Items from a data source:
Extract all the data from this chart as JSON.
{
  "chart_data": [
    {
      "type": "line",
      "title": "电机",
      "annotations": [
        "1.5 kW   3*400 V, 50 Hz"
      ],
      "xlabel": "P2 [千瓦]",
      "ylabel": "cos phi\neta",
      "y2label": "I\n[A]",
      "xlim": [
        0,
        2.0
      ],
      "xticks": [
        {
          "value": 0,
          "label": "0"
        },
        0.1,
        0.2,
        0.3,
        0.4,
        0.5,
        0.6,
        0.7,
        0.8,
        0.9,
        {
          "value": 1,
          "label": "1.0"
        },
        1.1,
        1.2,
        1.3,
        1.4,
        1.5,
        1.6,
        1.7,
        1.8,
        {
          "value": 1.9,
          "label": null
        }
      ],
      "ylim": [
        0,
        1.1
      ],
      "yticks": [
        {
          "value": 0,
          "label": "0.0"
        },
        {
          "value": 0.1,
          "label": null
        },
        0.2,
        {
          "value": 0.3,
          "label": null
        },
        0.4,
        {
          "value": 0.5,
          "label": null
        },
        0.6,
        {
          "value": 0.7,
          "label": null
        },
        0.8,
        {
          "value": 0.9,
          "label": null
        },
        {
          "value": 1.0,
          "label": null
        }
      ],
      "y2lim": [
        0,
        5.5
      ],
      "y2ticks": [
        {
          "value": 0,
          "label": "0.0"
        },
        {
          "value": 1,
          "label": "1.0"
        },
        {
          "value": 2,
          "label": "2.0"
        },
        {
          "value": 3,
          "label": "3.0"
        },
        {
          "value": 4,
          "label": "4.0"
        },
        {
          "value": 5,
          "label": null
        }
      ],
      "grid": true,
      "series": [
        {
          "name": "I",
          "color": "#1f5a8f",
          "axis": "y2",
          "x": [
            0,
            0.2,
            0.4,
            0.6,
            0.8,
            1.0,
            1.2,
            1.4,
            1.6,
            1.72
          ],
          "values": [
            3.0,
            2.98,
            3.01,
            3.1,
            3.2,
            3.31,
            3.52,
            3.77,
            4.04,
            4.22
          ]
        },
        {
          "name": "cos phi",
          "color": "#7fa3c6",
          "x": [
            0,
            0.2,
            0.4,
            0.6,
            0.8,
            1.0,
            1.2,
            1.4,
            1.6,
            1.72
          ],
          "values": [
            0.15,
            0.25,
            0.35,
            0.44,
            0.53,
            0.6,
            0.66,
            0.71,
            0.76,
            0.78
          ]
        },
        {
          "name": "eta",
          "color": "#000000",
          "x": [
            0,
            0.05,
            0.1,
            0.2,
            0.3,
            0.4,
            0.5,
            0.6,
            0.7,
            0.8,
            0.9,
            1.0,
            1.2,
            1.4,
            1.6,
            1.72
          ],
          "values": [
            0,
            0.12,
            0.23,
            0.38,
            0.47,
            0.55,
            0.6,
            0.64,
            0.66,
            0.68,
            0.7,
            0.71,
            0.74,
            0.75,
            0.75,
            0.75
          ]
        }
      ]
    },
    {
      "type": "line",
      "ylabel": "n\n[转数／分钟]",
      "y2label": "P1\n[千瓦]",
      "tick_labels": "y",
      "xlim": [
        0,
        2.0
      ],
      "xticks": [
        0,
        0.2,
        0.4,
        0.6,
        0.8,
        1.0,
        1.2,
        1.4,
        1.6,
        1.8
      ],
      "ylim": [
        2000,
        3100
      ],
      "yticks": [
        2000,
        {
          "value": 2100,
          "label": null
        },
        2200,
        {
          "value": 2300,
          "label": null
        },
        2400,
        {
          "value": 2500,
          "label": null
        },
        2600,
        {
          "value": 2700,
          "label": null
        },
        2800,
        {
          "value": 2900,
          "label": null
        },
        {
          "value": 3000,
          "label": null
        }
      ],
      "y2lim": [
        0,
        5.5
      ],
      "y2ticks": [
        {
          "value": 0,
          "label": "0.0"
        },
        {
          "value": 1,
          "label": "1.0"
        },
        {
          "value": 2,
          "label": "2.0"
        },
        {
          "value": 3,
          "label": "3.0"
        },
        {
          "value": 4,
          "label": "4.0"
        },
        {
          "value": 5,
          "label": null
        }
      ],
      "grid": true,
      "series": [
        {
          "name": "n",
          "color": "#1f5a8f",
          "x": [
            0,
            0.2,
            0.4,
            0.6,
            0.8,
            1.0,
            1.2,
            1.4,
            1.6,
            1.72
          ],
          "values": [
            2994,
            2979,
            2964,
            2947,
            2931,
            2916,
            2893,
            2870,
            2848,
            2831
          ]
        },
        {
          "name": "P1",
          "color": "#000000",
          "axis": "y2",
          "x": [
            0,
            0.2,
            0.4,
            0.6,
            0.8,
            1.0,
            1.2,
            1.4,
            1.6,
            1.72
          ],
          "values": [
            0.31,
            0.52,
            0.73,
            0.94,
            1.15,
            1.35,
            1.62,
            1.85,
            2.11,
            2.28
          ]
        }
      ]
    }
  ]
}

Aim: Please return the data above exactly as given.

Solution to the exercise:
Extract all the data from this chart as JSON.
{
  "chart_data": [
    {
      "type": "line",
      "title": "电机",
      "annotations": [
        "1.5 kW   3*400 V, 50 Hz"
      ],
      "xlabel": "P2 [千瓦]",
      "ylabel": "cos phi\neta",
      "y2label": "I\n[A]",
      "xlim": [
        0,
        2.0
      ],
      "xticks": [
        {
          "value": 0,
          "label": "0"
        },
        0.1,
        0.2,
        0.3,
        0.4,
        0.5,
        0.6,
        0.7,
        0.8,
        0.9,
        {
          "value": 1,
          "label": "1.0"
        },
        1.1,
        1.2,
        1.3,
        1.4,
        1.5,
        1.6,
        1.7,
        1.8,
        {
          "value": 1.9,
          "label": null
        }
      ],
      "ylim": [
        0,
        1.1
      ],
      "yticks": [
        {
          "value": 0,
          "label": "0.0"
        },
        {
          "value": 0.1,
          "label": null
        },
        0.2,
        {
          "value": 0.3,
          "label": null
        },
        0.4,
        {
          "value": 0.5,
          "label": null
        },
        0.6,
        {
          "value": 0.7,
          "label": null
        },
        0.8,
        {
          "value": 0.9,
          "label": null
        },
        {
          "value": 1.0,
          "label": null
        }
      ],
      "y2lim": [
        0,
        5.5
      ],
      "y2ticks": [
        {
          "value": 0,
          "label": "0.0"
        },
        {
          "value": 1,
          "label": "1.0"
        },
        {
          "value": 2,
          "label": "2.0"
        },
        {
          "value": 3,
          "label": "3.0"
        },
        {
          "value": 4,
          "label": "4.0"
        },
        {
          "value": 5,
          "label": null
        }
      ],
      "grid": true,
      "series": [
        {
          "name": "I",
          "color": "#1f5a8f",
          "axis": "y2",
          "x": [
            0,
            0.2,
            0.4,
            0.6,
            0.8,
            1.0,
            1.2,
            1.4,
            1.6,
            1.72
          ],
          "values": [
            3.0,
            2.98,
            3.01,
            3.1,
            3.2,
            3.31,
            3.52,
            3.77,
            4.04,
            4.22
          ]
        },
        {
          "name": "cos phi",
          "color": "#7fa3c6",
          "x": [
            0,
            0.2,
            0.4,
            0.6,
            0.8,
            1.0,
            1.2,
            1.4,
            1.6,
            1.72
          ],
          "values": [
            0.15,
            0.25,
            0.35,
            0.44,
            0.53,
            0.6,
            0.66,
            0.71,
            0.76,
            0.78
          ]
        },
        {
          "name": "eta",
          "color": "#000000",
          "x": [
            0,
            0.05,
            0.1,
            0.2,
            0.3,
            0.4,
            0.5,
            0.6,
            0.7,
            0.8,
            0.9,
            1.0,
            1.2,
            1.4,
            1.6,
            1.72
          ],
          "values": [
            0,
            0.12,
            0.23,
            0.38,
            0.47,
            0.55,
            0.6,
            0.64,
            0.66,
            0.68,
            0.7,
            0.71,
            0.74,
            0.75,
            0.75,
            0.75
          ]
        }
      ]
    },
    {
      "type": "line",
      "ylabel": "n\n[转数／分钟]",
      "y2label": "P1\n[千瓦]",
      "tick_labels": "y",
      "xlim": [
        0,
        2.0
      ],
      "xticks": [
        0,
        0.2,
        0.4,
        0.6,
        0.8,
        1.0,
        1.2,
        1.4,
        1.6,
        1.8
      ],
      "ylim": [
        2000,
        3100
      ],
      "yticks": [
        2000,
        {
          "value": 2100,
          "label": null
        },
        2200,
        {
          "value": 2300,
          "label": null
        },
        2400,
        {
          "value": 2500,
          "label": null
        },
        2600,
        {
          "value": 2700,
          "label": null
        },
        2800,
        {
          "value": 2900,
          "label": null
        },
        {
          "value": 3000,
          "label": null
        }
      ],
      "y2lim": [
        0,
        5.5
      ],
      "y2ticks": [
        {
          "value": 0,
          "label": "0.0"
        },
        {
          "value": 1,
          "label": "1.0"
        },
        {
          "value": 2,
          "label": "2.0"
        },
        {
          "value": 3,
          "label": "3.0"
        },
        {
          "value": 4,
          "label": "4.0"
        },
        {
          "value": 5,
          "label": null
        }
      ],
      "grid": true,
      "series": [
        {
          "name": "n",
          "color": "#1f5a8f",
          "x": [
            0,
            0.2,
            0.4,
            0.6,
            0.8,
            1.0,
            1.2,
            1.4,
            1.6,
            1.72
          ],
          "values": [
            2994,
            2979,
            2964,
            2947,
            2931,
            2916,
            2893,
            2870,
            2848,
            2831
          ]
        },
        {
          "name": "P1",
          "color": "#000000",
          "axis": "y2",
          "x": [
            0,
            0.2,
            0.4,
            0.6,
            0.8,
            1.0,
            1.2,
            1.4,
            1.6,
            1.72
          ],
          "values": [
            0.31,
            0.52,
            0.73,
            0.94,
            1.15,
            1.35,
            1.62,
            1.85,
            2.11,
            2.28
          ]
        }
      ]
    }
  ]
}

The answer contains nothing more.